(INSTRUCTIONS FOR THE TASK): Whenever a line below holds the word "document", copy that line.

(RECORDS PROVIDED):
————————

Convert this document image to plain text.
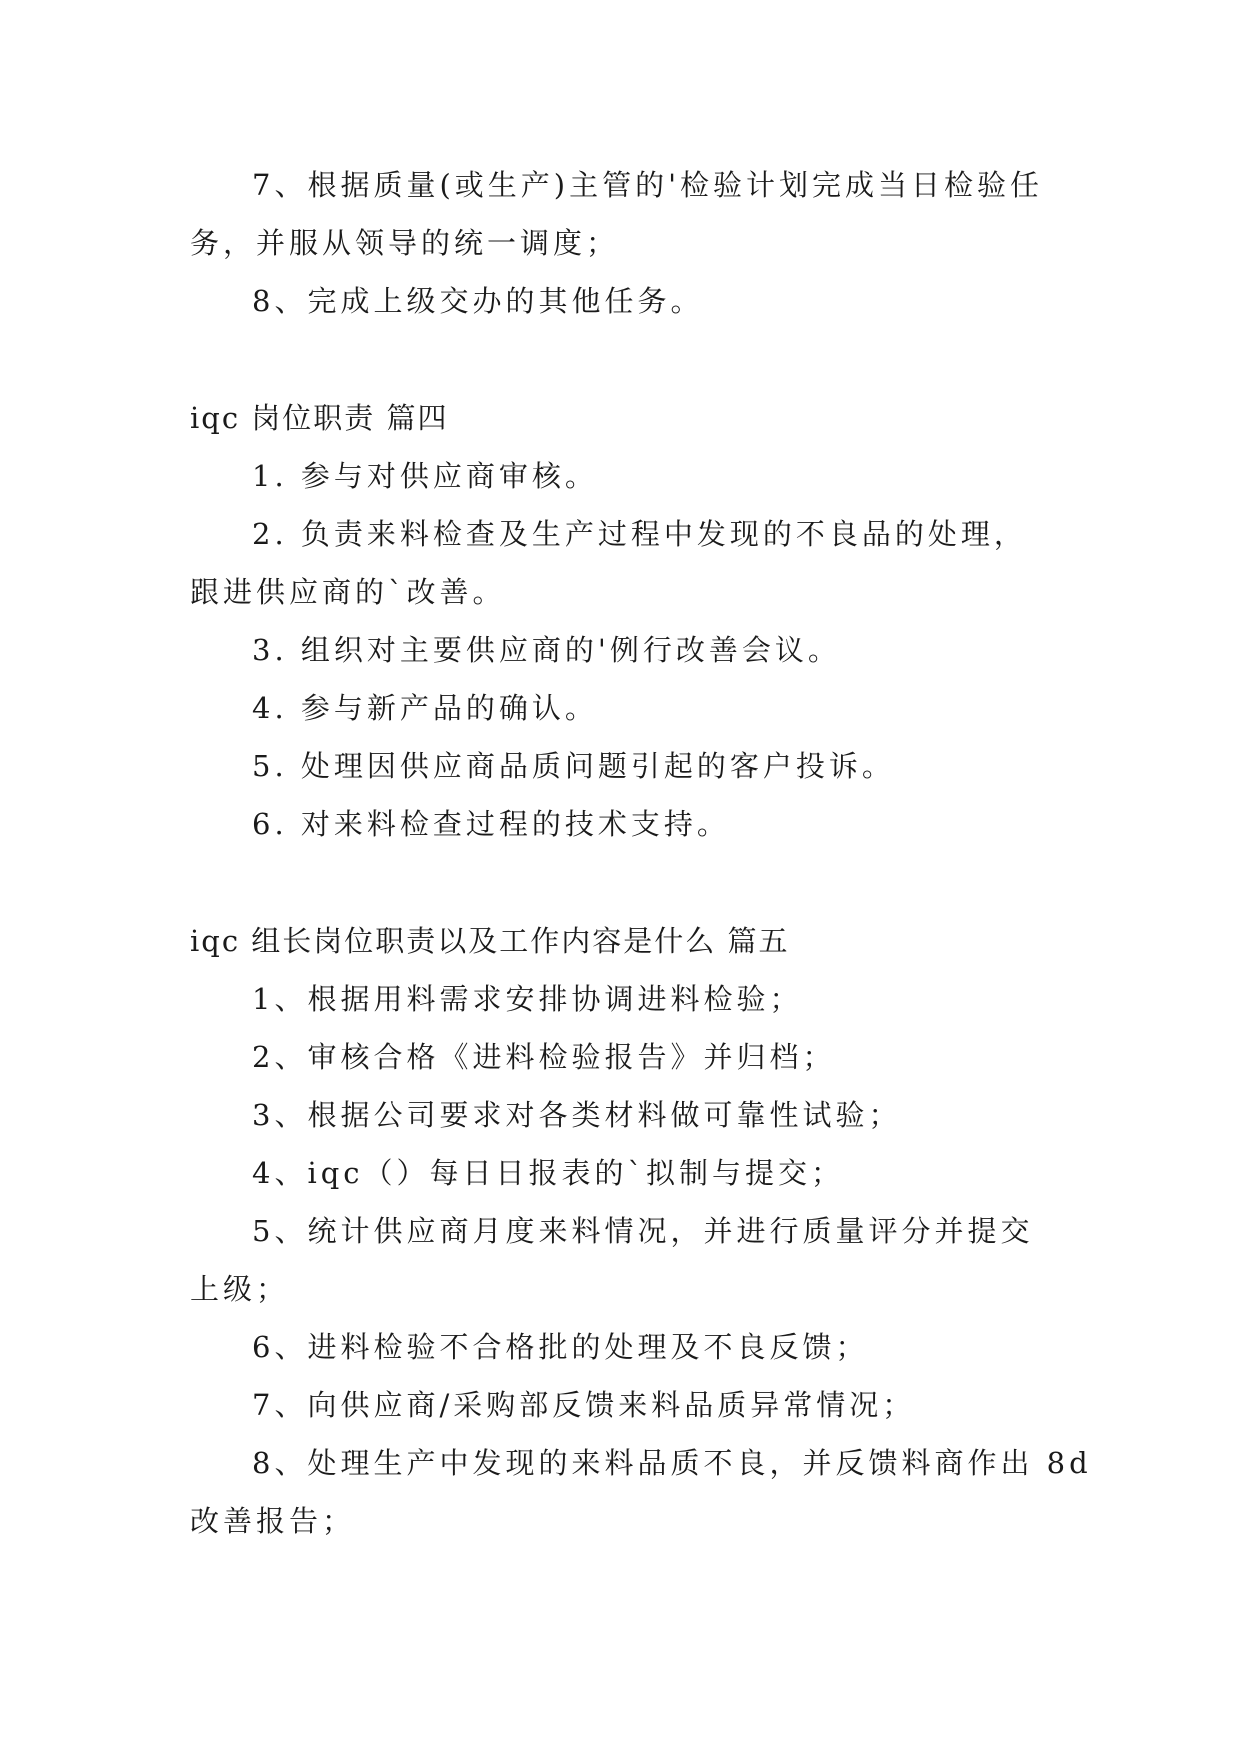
7、根据质量(或生产)主管的'检验计划完成当日检验任
务，并服从领导的统一调度；
8、完成上级交办的其他任务。
iqc 岗位职责 篇四
1. 参与对供应商审核。
2. 负责来料检查及生产过程中发现的不良品的处理，
跟进供应商的`改善。
3. 组织对主要供应商的'例行改善会议。
4. 参与新产品的确认。
5. 处理因供应商品质问题引起的客户投诉。
6. 对来料检查过程的技术支持。
iqc 组长岗位职责以及工作内容是什么 篇五
1、根据用料需求安排协调进料检验；
2、审核合格《进料检验报告》并归档；
3、根据公司要求对各类材料做可靠性试验；
4、iqc（）每日日报表的`拟制与提交；
5、统计供应商月度来料情况，并进行质量评分并提交
上级；
6、进料检验不合格批的处理及不良反馈；
7、向供应商/采购部反馈来料品质异常情况；
8、处理生产中发现的来料品质不良，并反馈料商作出 8d
改善报告；
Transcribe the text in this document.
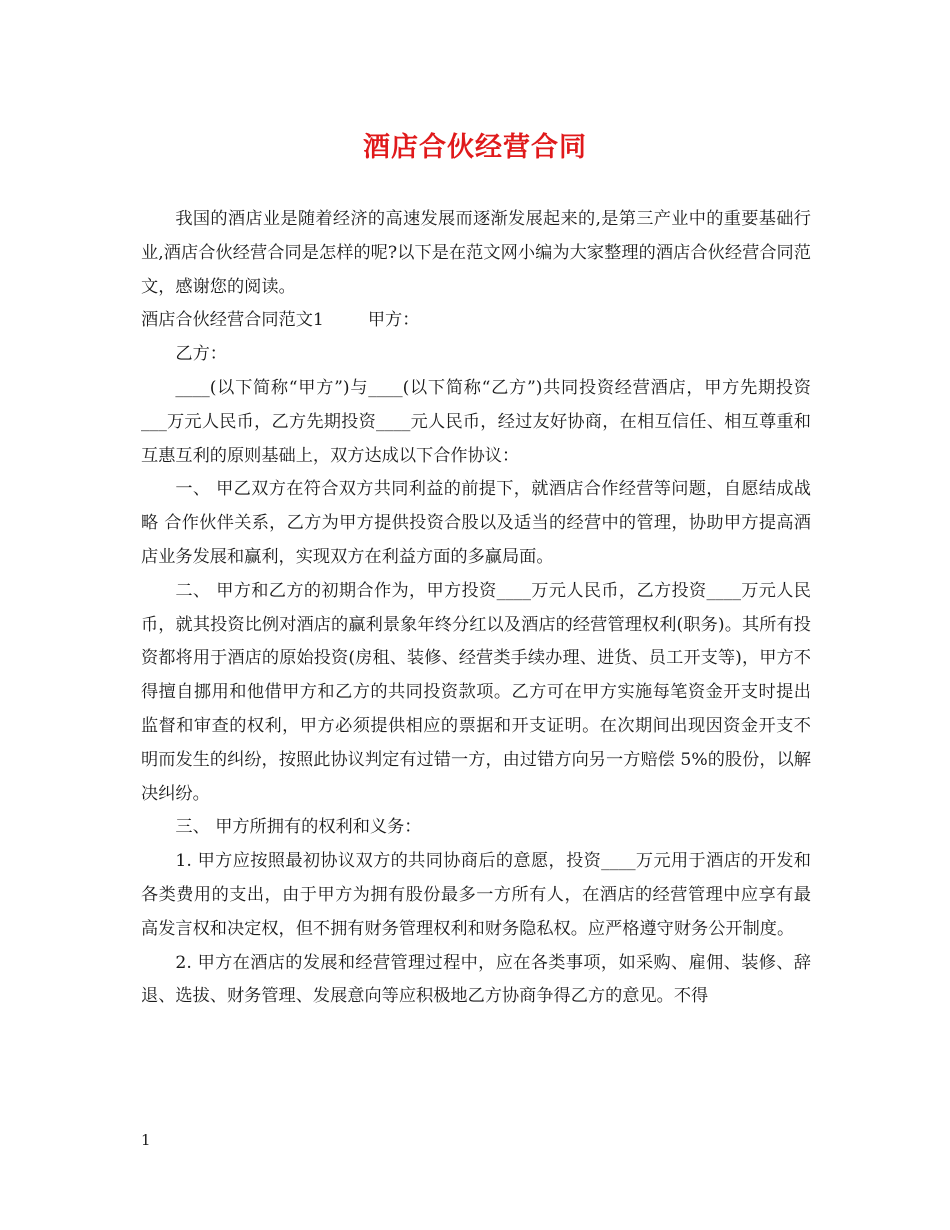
酒店合伙经营合同

我国的酒店业是随着经济的高速发展而逐渐发展起来的,是第三产业中的重要基础行业,酒店合伙经营合同是怎样的呢?以下是在范文网小编为大家整理的酒店合伙经营合同范文，感谢您的阅读。

酒店合伙经营合同范文1	甲方：

乙方：

____(以下简称“甲方”)与____(以下简称“乙方”)共同投资经营酒店，甲方先期投资___万元人民币，乙方先期投资____元人民币，经过友好协商，在相互信任、相互尊重和互惠互利的原则基础上，双方达成以下合作协议：

一、 甲乙双方在符合双方共同利益的前提下，就酒店合作经营等问题，自愿结成战略 合作伙伴关系，乙方为甲方提供投资合股以及适当的经营中的管理，协助甲方提高酒店业务发展和赢利，实现双方在利益方面的多赢局面。

二、 甲方和乙方的初期合作为，甲方投资____万元人民币，乙方投资____万元人民币，就其投资比例对酒店的赢利景象年终分红以及酒店的经营管理权利(职务)。其所有投资都将用于酒店的原始投资(房租、装修、经营类手续办理、进货、员工开支等)，甲方不得擅自挪用和他借甲方和乙方的共同投资款项。乙方可在甲方实施每笔资金开支时提出监督和审查的权利，甲方必须提供相应的票据和开支证明。在次期间出现因资金开支不明而发生的纠纷，按照此协议判定有过错一方，由过错方向另一方赔偿 5%的股份，以解决纠纷。

三、 甲方所拥有的权利和义务：

1. 甲方应按照最初协议双方的共同协商后的意愿，投资____万元用于酒店的开发和各类费用的支出，由于甲方为拥有股份最多一方所有人，在酒店的经营管理中应享有最高发言权和决定权，但不拥有财务管理权利和财务隐私权。应严格遵守财务公开制度。

2. 甲方在酒店的发展和经营管理过程中，应在各类事项，如采购、雇佣、装修、辞退、选拔、财务管理、发展意向等应积极地乙方协商争得乙方的意见。不得

1
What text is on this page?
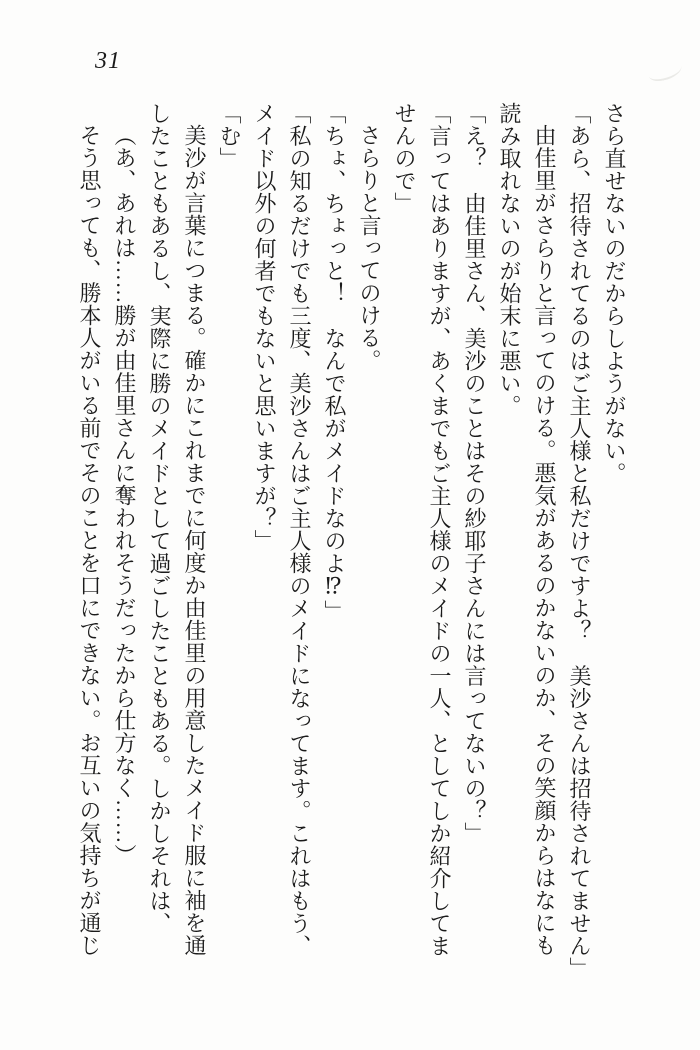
31

さら直せないのだからしようがない。

「あら、招待されてるのはご主人様と私だけですよ？　美沙さんは招待されてません」

由佳里がさらりと言ってのける。悪気があるのかないのか、その笑顔からはなにも

読み取れないのが始末に悪い。

「え？　由佳里さん、美沙のことはその紗耶子さんには言ってないの？」

「言ってはありますが、あくまでもご主人様のメイドの一人、としてしか紹介してま

せんので」

さらりと言ってのける。

「ちょ、ちょっと！　なんで私がメイドなのよ⁉」

「私の知るだけでも三度、美沙さんはご主人様のメイドになってます。これはもう、

メイド以外の何者でもないと思いますが？」

「む」

美沙が言葉につまる。確かにこれまでに何度か由佳里の用意したメイド服に袖を通

したこともあるし、実際に勝のメイドとして過ごしたこともある。しかしそれは、

（あ、あれは……勝が由佳里さんに奪われそうだったから仕方なく……）

そう思っても、勝本人がいる前でそのことを口にできない。お互いの気持ちが通じ
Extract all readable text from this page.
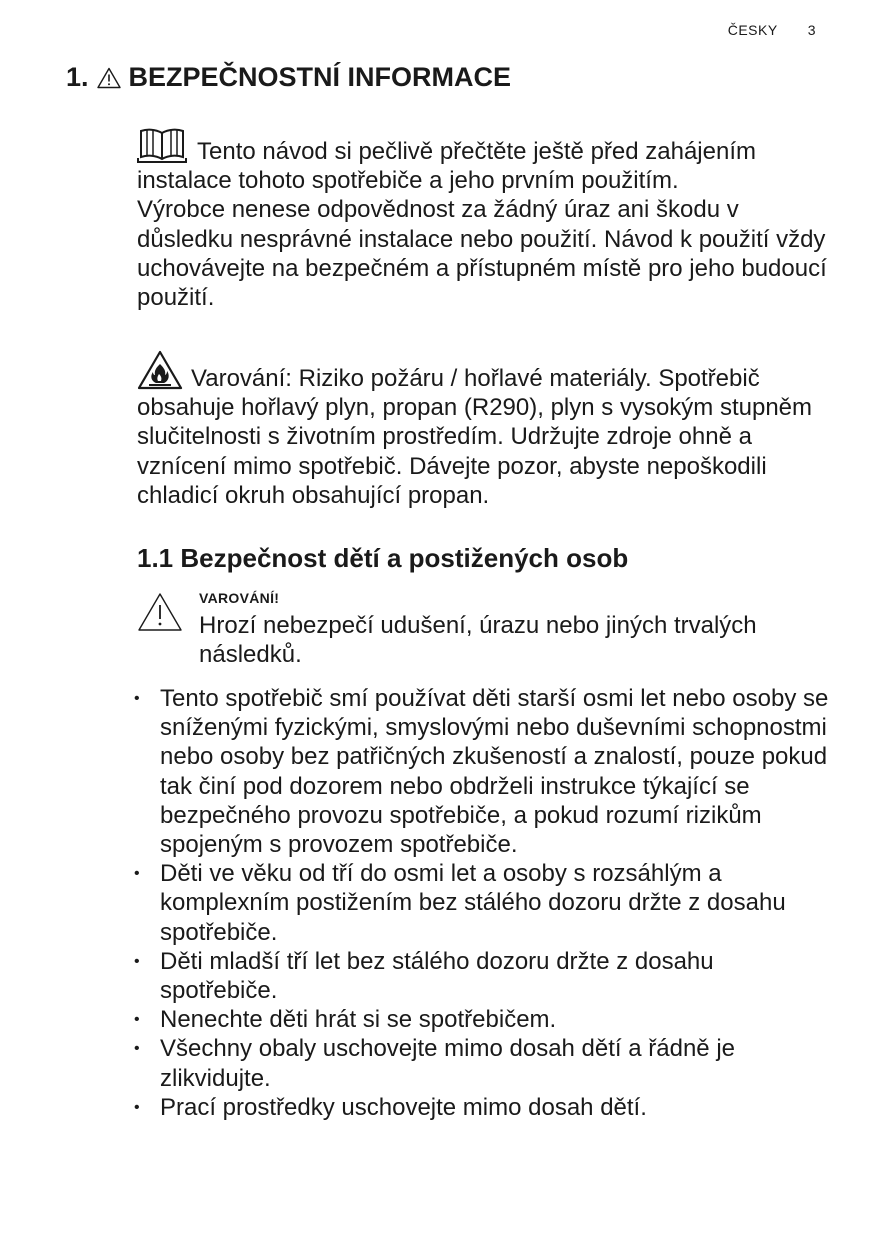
ČESKY 3
1. BEZPEČNOSTNÍ INFORMACE

Tento návod si pečlivě přečtěte ještě před zahájením instalace tohoto spotřebiče a jeho prvním použitím.

Výrobce nenese odpovědnost za žádný úraz ani škodu v důsledku nesprávné instalace nebo použití. Návod k použití vždy uchovávejte na bezpečném a přístupném místě pro jeho budoucí použití.

Varování: Riziko požáru / hořlavé materiály. Spotřebič obsahuje hořlavý plyn, propan (R290), plyn s vysokým stupněm slučitelnosti s životním prostředím. Udržujte zdroje ohně a vznícení mimo spotřebič. Dávejte pozor, abyste nepoškodili chladicí okruh obsahující propan.

1.1 Bezpečnost dětí a postižených osob
VAROVÁNÍ!
Hrozí nebezpečí udušení, úrazu nebo jiných trvalých následků.
• Tento spotřebič smí používat děti starší osmi let nebo osoby se sníženými fyzickými, smyslovými nebo duševními schopnostmi nebo osoby bez patřičných zkušeností a znalostí, pouze pokud tak činí pod dozorem nebo obdrželi instrukce týkající se bezpečného provozu spotřebiče, a pokud rozumí rizikům spojeným s provozem spotřebiče.
• Děti ve věku od tří do osmi let a osoby s rozsáhlým a komplexním postižením bez stálého dozoru držte z dosahu spotřebiče.
• Děti mladší tří let bez stálého dozoru držte z dosahu spotřebiče.
• Nenechte děti hrát si se spotřebičem.
• Všechny obaly uschovejte mimo dosah dětí a řádně je zlikvidujte.
• Prací prostředky uschovejte mimo dosah dětí.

————————

(EXERCISE RESULT):
Convert this document image to plain text.
Transcribe the text in this document.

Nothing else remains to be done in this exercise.